──────── DATA FOR THIS EXERCISE ────────

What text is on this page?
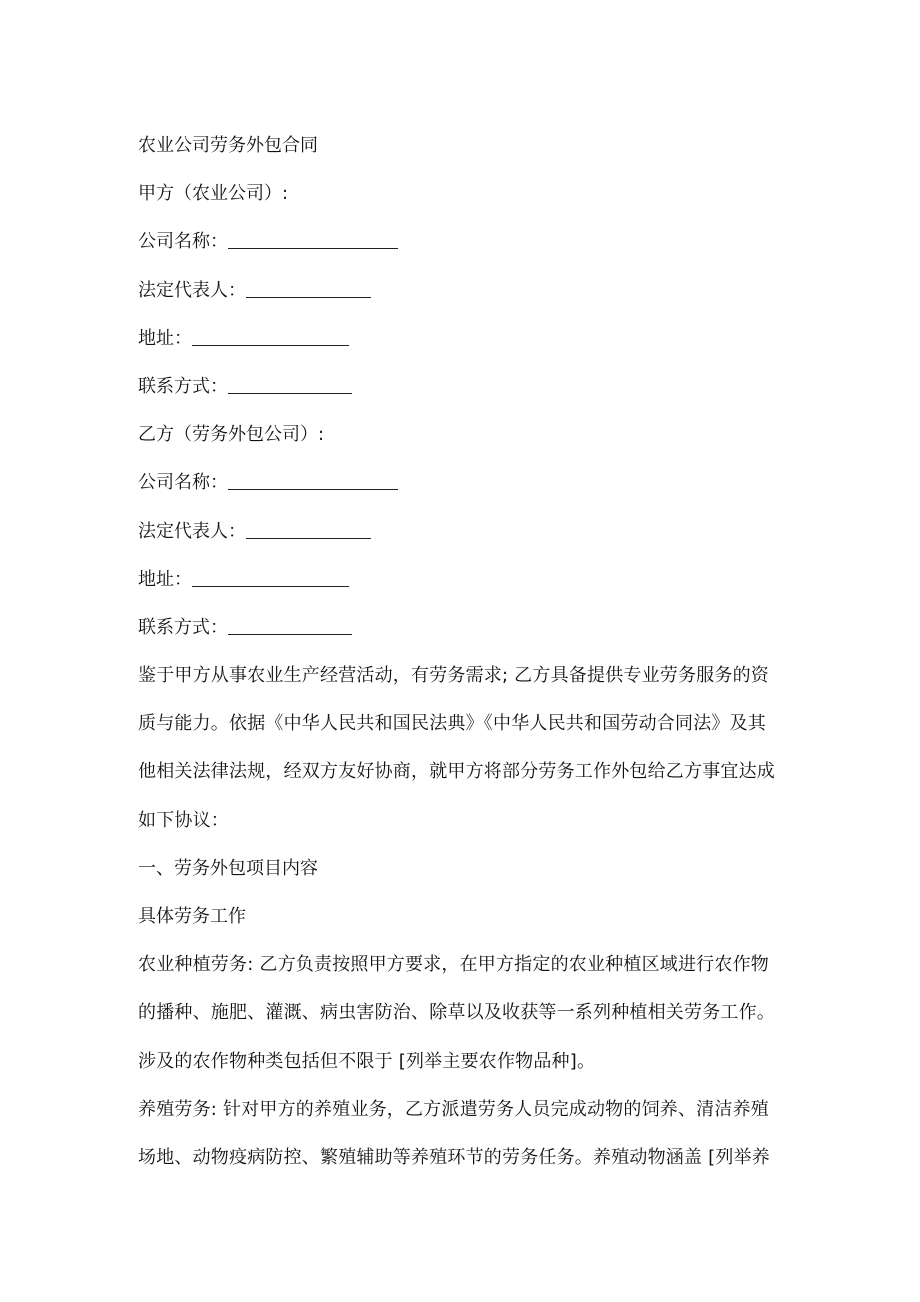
农业公司劳务外包合同
甲方（农业公司）:
公司名称：
法定代表人：
地址：
联系方式：
乙方（劳务外包公司）:
公司名称：
法定代表人：
地址：
联系方式：
鉴于甲方从事农业生产经营活动，有劳务需求; 乙方具备提供专业劳务服务的资
质与能力。依据《中华人民共和国民法典》《中华人民共和国劳动合同法》及其
他相关法律法规，经双方友好协商，就甲方将部分劳务工作外包给乙方事宜达成
如下协议：
一、劳务外包项目内容
具体劳务工作
农业种植劳务: 乙方负责按照甲方要求，在甲方指定的农业种植区域进行农作物
的播种、施肥、灌溉、病虫害防治、除草以及收获等一系列种植相关劳务工作。
涉及的农作物种类包括但不限于 [列举主要农作物品种]。
养殖劳务: 针对甲方的养殖业务，乙方派遣劳务人员完成动物的饲养、清洁养殖
场地、动物疫病防控、繁殖辅助等养殖环节的劳务任务。养殖动物涵盖 [列举养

────────

WHAT TO PRODUCE:
Restate the records word for word, omitting images.

THE COMPLETED TASK:
What text is on this page?
农业公司劳务外包合同
甲方（农业公司）:
公司名称：
法定代表人：
地址：
联系方式：
乙方（劳务外包公司）:
公司名称：
法定代表人：
地址：
联系方式：
鉴于甲方从事农业生产经营活动，有劳务需求; 乙方具备提供专业劳务服务的资
质与能力。依据《中华人民共和国民法典》《中华人民共和国劳动合同法》及其
他相关法律法规，经双方友好协商，就甲方将部分劳务工作外包给乙方事宜达成
如下协议：
一、劳务外包项目内容
具体劳务工作
农业种植劳务: 乙方负责按照甲方要求，在甲方指定的农业种植区域进行农作物
的播种、施肥、灌溉、病虫害防治、除草以及收获等一系列种植相关劳务工作。
涉及的农作物种类包括但不限于 [列举主要农作物品种]。
养殖劳务: 针对甲方的养殖业务，乙方派遣劳务人员完成动物的饲养、清洁养殖
场地、动物疫病防控、繁殖辅助等养殖环节的劳务任务。养殖动物涵盖 [列举养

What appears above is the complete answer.